Leave out the pictures and copy the remaining records exactly.

_EXERCISE MATERIAL_:
========================

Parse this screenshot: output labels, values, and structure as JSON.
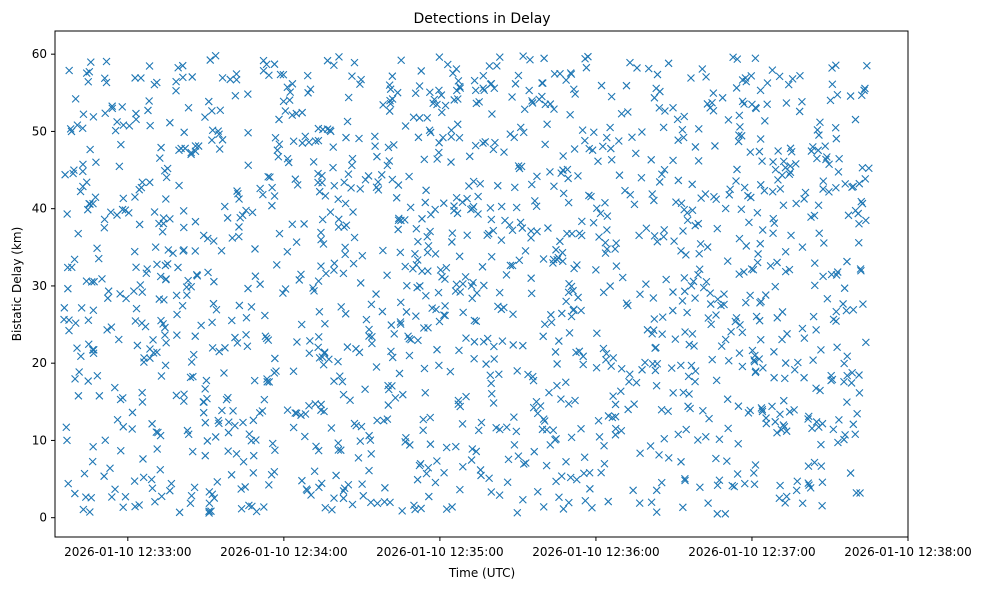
{
  "chart_data": {
    "type": "scatter",
    "title": "Detections in Delay",
    "xlabel": "Time (UTC)",
    "ylabel": "Bistatic Delay (km)",
    "marker": "x",
    "color": "#1f77b4",
    "grid": false,
    "xlim": [
      "2026-01-10 12:32:32",
      "2026-01-10 12:38:00"
    ],
    "ylim": [
      -2.5,
      63
    ],
    "x_ticks": [
      "2026-01-10 12:33:00",
      "2026-01-10 12:34:00",
      "2026-01-10 12:35:00",
      "2026-01-10 12:36:00",
      "2026-01-10 12:37:00",
      "2026-01-10 12:38:00"
    ],
    "y_ticks": [
      0,
      10,
      20,
      30,
      40,
      50,
      60
    ],
    "x_range": [
      "2026-01-10 12:32:35",
      "2026-01-10 12:37:45"
    ],
    "y_range": [
      0.5,
      59.8
    ],
    "point_count": 1500
  }
}
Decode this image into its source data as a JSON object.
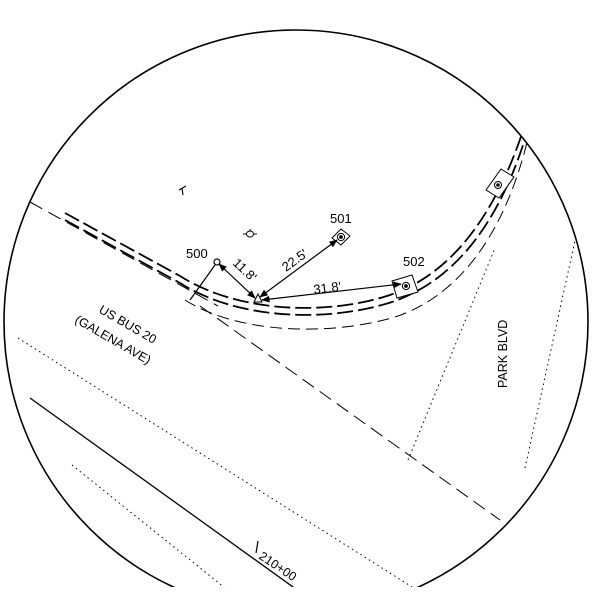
{
  "points": [
    {
      "id": "point-500",
      "label": "500"
    },
    {
      "id": "point-501",
      "label": "501"
    },
    {
      "id": "point-502",
      "label": "502"
    }
  ],
  "dimensions": [
    {
      "id": "dim-500",
      "label": "11.8'"
    },
    {
      "id": "dim-501",
      "label": "22.5'"
    },
    {
      "id": "dim-502",
      "label": "31.8'"
    }
  ],
  "roads": {
    "us_bus_20": "US BUS 20",
    "galena_ave": "(GALENA AVE)",
    "park_blvd": "PARK BLVD"
  },
  "station": {
    "label": "210+00"
  },
  "colors": {
    "ink": "#000000",
    "background": "#ffffff"
  }
}
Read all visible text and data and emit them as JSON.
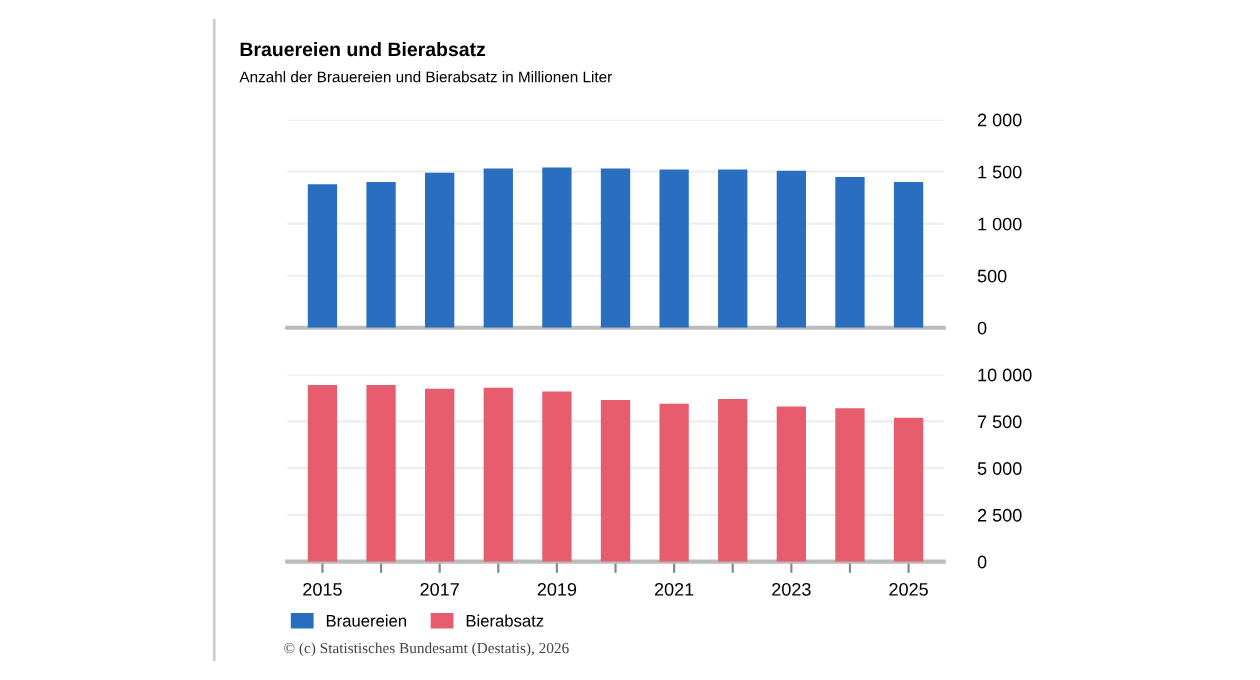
{
  "chart_data": [
    {
      "type": "bar",
      "title": "Brauereien und Bierabsatz",
      "subtitle": "Anzahl der Brauereien und Bierabsatz in Millionen Liter",
      "categories": [
        "2015",
        null,
        "2017",
        null,
        "2019",
        null,
        "2021",
        null,
        "2023",
        null,
        "2025"
      ],
      "series": [
        {
          "name": "Brauereien",
          "color": "#2a6ebf",
          "values": [
            1380,
            1400,
            1490,
            1530,
            1540,
            1530,
            1520,
            1520,
            1510,
            1450,
            1400
          ]
        }
      ],
      "ylim": [
        0,
        2000
      ],
      "yticks": [
        0,
        500,
        {
          "value": 1000,
          "label": "1 000"
        },
        {
          "value": 1500,
          "label": "1 500"
        },
        {
          "value": 2000,
          "label": "2 000"
        }
      ],
      "grid": "y",
      "tick_labels": "y"
    },
    {
      "type": "bar",
      "categories": [
        "2015",
        null,
        "2017",
        null,
        "2019",
        null,
        "2021",
        null,
        "2023",
        null,
        "2025"
      ],
      "series": [
        {
          "name": "Bierabsatz",
          "color": "#e85d6e",
          "values": [
            9450,
            9450,
            9250,
            9300,
            9100,
            8650,
            8450,
            8700,
            8300,
            8200,
            7700
          ]
        }
      ],
      "ylim": [
        0,
        10000
      ],
      "yticks": [
        0,
        {
          "value": 2500,
          "label": "2 500"
        },
        {
          "value": 5000,
          "label": "5 000"
        },
        {
          "value": 7500,
          "label": "7 500"
        },
        {
          "value": 10000,
          "label": "10 000"
        }
      ],
      "grid": "y",
      "legend": "bottom left",
      "annotations": [
        "© (c) Statistisches Bundesamt (Destatis), 2026"
      ]
    }
  ]
}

========================

_RESULT OF THIS EXERCISE_:
Parse this screenshot: output labels, values, and structure as JSON.
{
  "chart_data": {
    "type": "scatter",
    "title": "Detections in Delay",
    "xlabel": "Time (UTC)",
    "ylabel": "Bistatic Delay (km)",
    "marker": "x",
    "color": "#1f77b4",
    "grid": false,
    "xlim": [
      "2026-01-10 12:32:32",
      "2026-01-10 12:38:00"
    ],
    "ylim": [
      -2.5,
      63
    ],
    "x_ticks": [
      "2026-01-10 12:33:00",
      "2026-01-10 12:34:00",
      "2026-01-10 12:35:00",
      "2026-01-10 12:36:00",
      "2026-01-10 12:37:00",
      "2026-01-10 12:38:00"
    ],
    "y_ticks": [
      0,
      10,
      20,
      30,
      40,
      50,
      60
    ],
    "x_range": [
      "2026-01-10 12:32:35",
      "2026-01-10 12:37:45"
    ],
    "y_range": [
      0.5,
      59.8
    ],
    "point_count": 1500
  }
}
Decode this image into its source data as a JSON object.
{
  "points": [
    {
      "id": "point-500",
      "label": "500"
    },
    {
      "id": "point-501",
      "label": "501"
    },
    {
      "id": "point-502",
      "label": "502"
    }
  ],
  "dimensions": [
    {
      "id": "dim-500",
      "label": "11.8'"
    },
    {
      "id": "dim-501",
      "label": "22.5'"
    },
    {
      "id": "dim-502",
      "label": "31.8'"
    }
  ],
  "roads": {
    "us_bus_20": "US BUS 20",
    "galena_ave": "(GALENA AVE)",
    "park_blvd": "PARK BLVD"
  },
  "station": {
    "label": "210+00"
  },
  "colors": {
    "ink": "#000000",
    "background": "#ffffff"
  }
}
Read all visible text and data and emit them as JSON.
{
  "chart_data": [
    {
      "type": "bar",
      "title": "Brauereien und Bierabsatz",
      "subtitle": "Anzahl der Brauereien und Bierabsatz in Millionen Liter",
      "categories": [
        "2015",
        null,
        "2017",
        null,
        "2019",
        null,
        "2021",
        null,
        "2023",
        null,
        "2025"
      ],
      "series": [
        {
          "name": "Brauereien",
          "color": "#2a6ebf",
          "values": [
            1380,
            1400,
            1490,
            1530,
            1540,
            1530,
            1520,
            1520,
            1510,
            1450,
            1400
          ]
        }
      ],
      "ylim": [
        0,
        2000
      ],
      "yticks": [
        0,
        500,
        {
          "value": 1000,
          "label": "1 000"
        },
        {
          "value": 1500,
          "label": "1 500"
        },
        {
          "value": 2000,
          "label": "2 000"
        }
      ],
      "grid": "y",
      "tick_labels": "y"
    },
    {
      "type": "bar",
      "categories": [
        "2015",
        null,
        "2017",
        null,
        "2019",
        null,
        "2021",
        null,
        "2023",
        null,
        "2025"
      ],
      "series": [
        {
          "name": "Bierabsatz",
          "color": "#e85d6e",
          "values": [
            9450,
            9450,
            9250,
            9300,
            9100,
            8650,
            8450,
            8700,
            8300,
            8200,
            7700
          ]
        }
      ],
      "ylim": [
        0,
        10000
      ],
      "yticks": [
        0,
        {
          "value": 2500,
          "label": "2 500"
        },
        {
          "value": 5000,
          "label": "5 000"
        },
        {
          "value": 7500,
          "label": "7 500"
        },
        {
          "value": 10000,
          "label": "10 000"
        }
      ],
      "grid": "y",
      "legend": "bottom left",
      "annotations": [
        "© (c) Statistisches Bundesamt (Destatis), 2026"
      ]
    }
  ]
}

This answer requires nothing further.